***** Available data *****

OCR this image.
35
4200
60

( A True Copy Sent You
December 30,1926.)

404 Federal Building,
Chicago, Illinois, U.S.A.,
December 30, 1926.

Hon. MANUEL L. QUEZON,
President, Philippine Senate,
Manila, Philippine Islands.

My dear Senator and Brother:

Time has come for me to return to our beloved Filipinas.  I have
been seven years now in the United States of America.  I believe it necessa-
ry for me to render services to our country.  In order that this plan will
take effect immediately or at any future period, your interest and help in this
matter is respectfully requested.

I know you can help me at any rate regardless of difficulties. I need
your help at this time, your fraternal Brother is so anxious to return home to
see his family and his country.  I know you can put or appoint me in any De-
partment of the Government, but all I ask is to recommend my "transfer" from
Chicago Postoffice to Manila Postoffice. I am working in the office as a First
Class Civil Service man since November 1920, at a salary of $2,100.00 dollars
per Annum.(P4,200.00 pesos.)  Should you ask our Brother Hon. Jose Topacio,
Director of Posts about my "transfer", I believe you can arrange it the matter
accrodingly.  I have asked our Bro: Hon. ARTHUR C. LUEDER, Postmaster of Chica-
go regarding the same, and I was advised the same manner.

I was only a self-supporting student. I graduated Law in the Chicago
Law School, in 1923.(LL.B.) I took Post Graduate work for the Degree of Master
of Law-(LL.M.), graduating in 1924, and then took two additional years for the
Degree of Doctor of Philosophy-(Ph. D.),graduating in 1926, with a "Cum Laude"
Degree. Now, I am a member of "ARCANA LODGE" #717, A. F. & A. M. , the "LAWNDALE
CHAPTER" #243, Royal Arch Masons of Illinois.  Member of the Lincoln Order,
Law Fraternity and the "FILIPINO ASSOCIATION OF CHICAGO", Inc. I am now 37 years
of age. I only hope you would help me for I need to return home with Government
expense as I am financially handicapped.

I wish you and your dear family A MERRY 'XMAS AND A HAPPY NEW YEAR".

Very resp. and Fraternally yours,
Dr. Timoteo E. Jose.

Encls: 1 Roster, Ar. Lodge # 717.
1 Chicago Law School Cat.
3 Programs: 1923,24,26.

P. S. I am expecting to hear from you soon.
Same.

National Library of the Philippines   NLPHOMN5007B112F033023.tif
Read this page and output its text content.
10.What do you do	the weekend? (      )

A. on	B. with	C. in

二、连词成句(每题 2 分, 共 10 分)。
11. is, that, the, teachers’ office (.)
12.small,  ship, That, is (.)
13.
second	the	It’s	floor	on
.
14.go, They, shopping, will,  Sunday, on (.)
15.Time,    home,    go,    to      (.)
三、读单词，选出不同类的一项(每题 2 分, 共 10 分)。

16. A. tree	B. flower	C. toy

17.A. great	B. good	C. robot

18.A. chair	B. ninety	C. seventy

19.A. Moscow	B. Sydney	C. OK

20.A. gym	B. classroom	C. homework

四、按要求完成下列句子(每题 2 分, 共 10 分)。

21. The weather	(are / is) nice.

*****

→ **What you are asked to do**: Write down the full listing again, exactly.

→ **Output of the task**:
OCR this image.
35
4200
60

( A True Copy Sent You
December 30,1926.)

404 Federal Building,
Chicago, Illinois, U.S.A.,
December 30, 1926.

Hon. MANUEL L. QUEZON,
President, Philippine Senate,
Manila, Philippine Islands.

My dear Senator and Brother:

Time has come for me to return to our beloved Filipinas.  I have
been seven years now in the United States of America.  I believe it necessa-
ry for me to render services to our country.  In order that this plan will
take effect immediately or at any future period, your interest and help in this
matter is respectfully requested.

I know you can help me at any rate regardless of difficulties. I need
your help at this time, your fraternal Brother is so anxious to return home to
see his family and his country.  I know you can put or appoint me in any De-
partment of the Government, but all I ask is to recommend my "transfer" from
Chicago Postoffice to Manila Postoffice. I am working in the office as a First
Class Civil Service man since November 1920, at a salary of $2,100.00 dollars
per Annum.(P4,200.00 pesos.)  Should you ask our Brother Hon. Jose Topacio,
Director of Posts about my "transfer", I believe you can arrange it the matter
accrodingly.  I have asked our Bro: Hon. ARTHUR C. LUEDER, Postmaster of Chica-
go regarding the same, and I was advised the same manner.

I was only a self-supporting student. I graduated Law in the Chicago
Law School, in 1923.(LL.B.) I took Post Graduate work for the Degree of Master
of Law-(LL.M.), graduating in 1924, and then took two additional years for the
Degree of Doctor of Philosophy-(Ph. D.),graduating in 1926, with a "Cum Laude"
Degree. Now, I am a member of "ARCANA LODGE" #717, A. F. & A. M. , the "LAWNDALE
CHAPTER" #243, Royal Arch Masons of Illinois.  Member of the Lincoln Order,
Law Fraternity and the "FILIPINO ASSOCIATION OF CHICAGO", Inc. I am now 37 years
of age. I only hope you would help me for I need to return home with Government
expense as I am financially handicapped.

I wish you and your dear family A MERRY 'XMAS AND A HAPPY NEW YEAR".

Very resp. and Fraternally yours,
Dr. Timoteo E. Jose.

Encls: 1 Roster, Ar. Lodge # 717.
1 Chicago Law School Cat.
3 Programs: 1923,24,26.

P. S. I am expecting to hear from you soon.
Same.

National Library of the Philippines   NLPHOMN5007B112F033023.tif
Read this page and output its text content.
10.What do you do	the weekend? (      )

A. on	B. with	C. in

二、连词成句(每题 2 分, 共 10 分)。
11. is, that, the, teachers’ office (.)
12.small,  ship, That, is (.)
13.
second	the	It’s	floor	on
.
14.go, They, shopping, will,  Sunday, on (.)
15.Time,    home,    go,    to      (.)
三、读单词，选出不同类的一项(每题 2 分, 共 10 分)。

16. A. tree	B. flower	C. toy

17.A. great	B. good	C. robot

18.A. chair	B. ninety	C. seventy

19.A. Moscow	B. Sydney	C. OK

20.A. gym	B. classroom	C. homework

四、按要求完成下列句子(每题 2 分, 共 10 分)。

21. The weather	(are / is) nice.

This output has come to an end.